## PROVIDED DATA
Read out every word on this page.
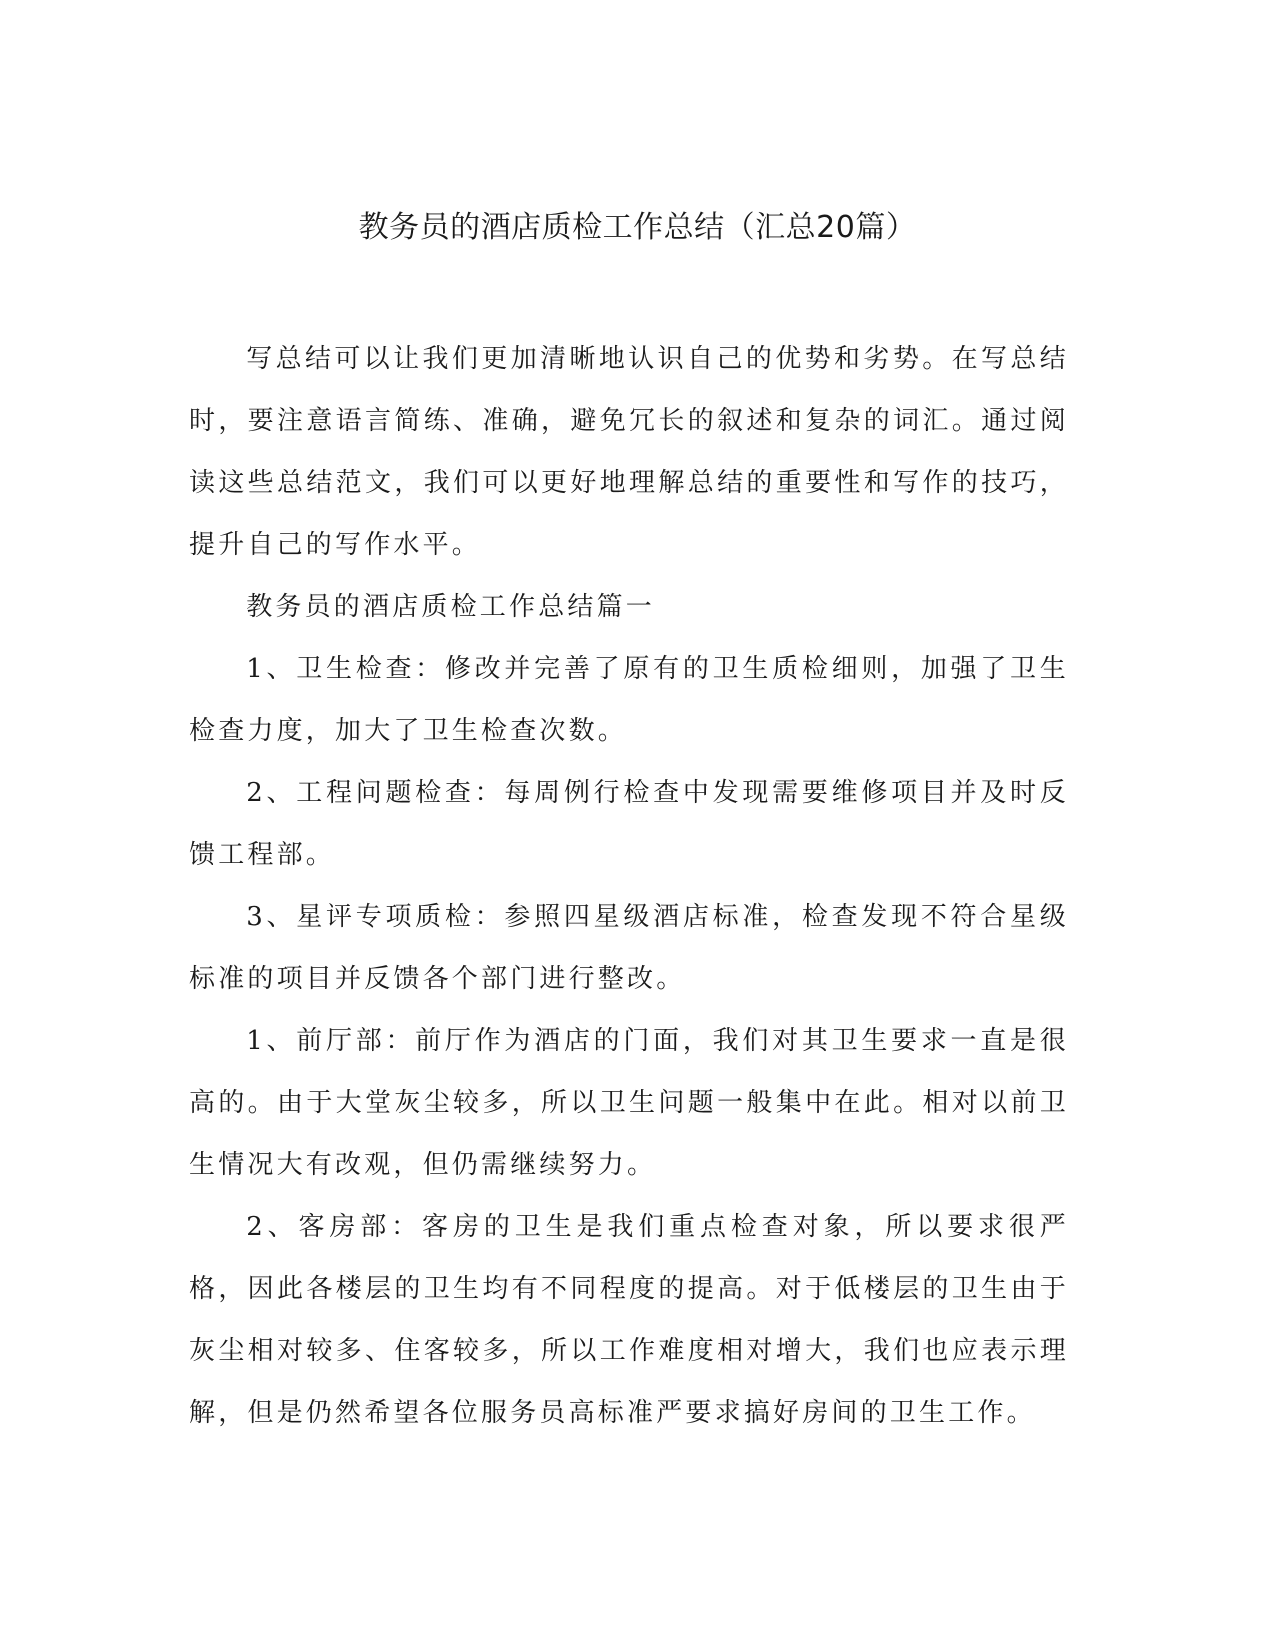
教务员的酒店质检工作总结（汇总20篇）

写总结可以让我们更加清晰地认识自己的优势和劣势。在写总结时，要注意语言简练、准确，避免冗长的叙述和复杂的词汇。通过阅读这些总结范文，我们可以更好地理解总结的重要性和写作的技巧，提升自己的写作水平。

教务员的酒店质检工作总结篇一

1、卫生检查：修改并完善了原有的卫生质检细则，加强了卫生检查力度，加大了卫生检查次数。

2、工程问题检查：每周例行检查中发现需要维修项目并及时反馈工程部。

3、星评专项质检：参照四星级酒店标准，检查发现不符合星级标准的项目并反馈各个部门进行整改。

1、前厅部：前厅作为酒店的门面，我们对其卫生要求一直是很高的。由于大堂灰尘较多，所以卫生问题一般集中在此。相对以前卫生情况大有改观，但仍需继续努力。

2、客房部：客房的卫生是我们重点检查对象，所以要求很严格，因此各楼层的卫生均有不同程度的提高。对于低楼层的卫生由于灰尘相对较多、住客较多，所以工作难度相对增大，我们也应表示理解，但是仍然希望各位服务员高标准严要求搞好房间的卫生工作。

## SHORT TASK
Pictures are excluded; output everything else in the data verbatim.

## SOLUTION FOR THIS TASK
Read out every word on this page.
教务员的酒店质检工作总结（汇总20篇）

写总结可以让我们更加清晰地认识自己的优势和劣势。在写总结时，要注意语言简练、准确，避免冗长的叙述和复杂的词汇。通过阅读这些总结范文，我们可以更好地理解总结的重要性和写作的技巧，提升自己的写作水平。

教务员的酒店质检工作总结篇一

1、卫生检查：修改并完善了原有的卫生质检细则，加强了卫生检查力度，加大了卫生检查次数。

2、工程问题检查：每周例行检查中发现需要维修项目并及时反馈工程部。

3、星评专项质检：参照四星级酒店标准，检查发现不符合星级标准的项目并反馈各个部门进行整改。

1、前厅部：前厅作为酒店的门面，我们对其卫生要求一直是很高的。由于大堂灰尘较多，所以卫生问题一般集中在此。相对以前卫生情况大有改观，但仍需继续努力。

2、客房部：客房的卫生是我们重点检查对象，所以要求很严格，因此各楼层的卫生均有不同程度的提高。对于低楼层的卫生由于灰尘相对较多、住客较多，所以工作难度相对增大，我们也应表示理解，但是仍然希望各位服务员高标准严要求搞好房间的卫生工作。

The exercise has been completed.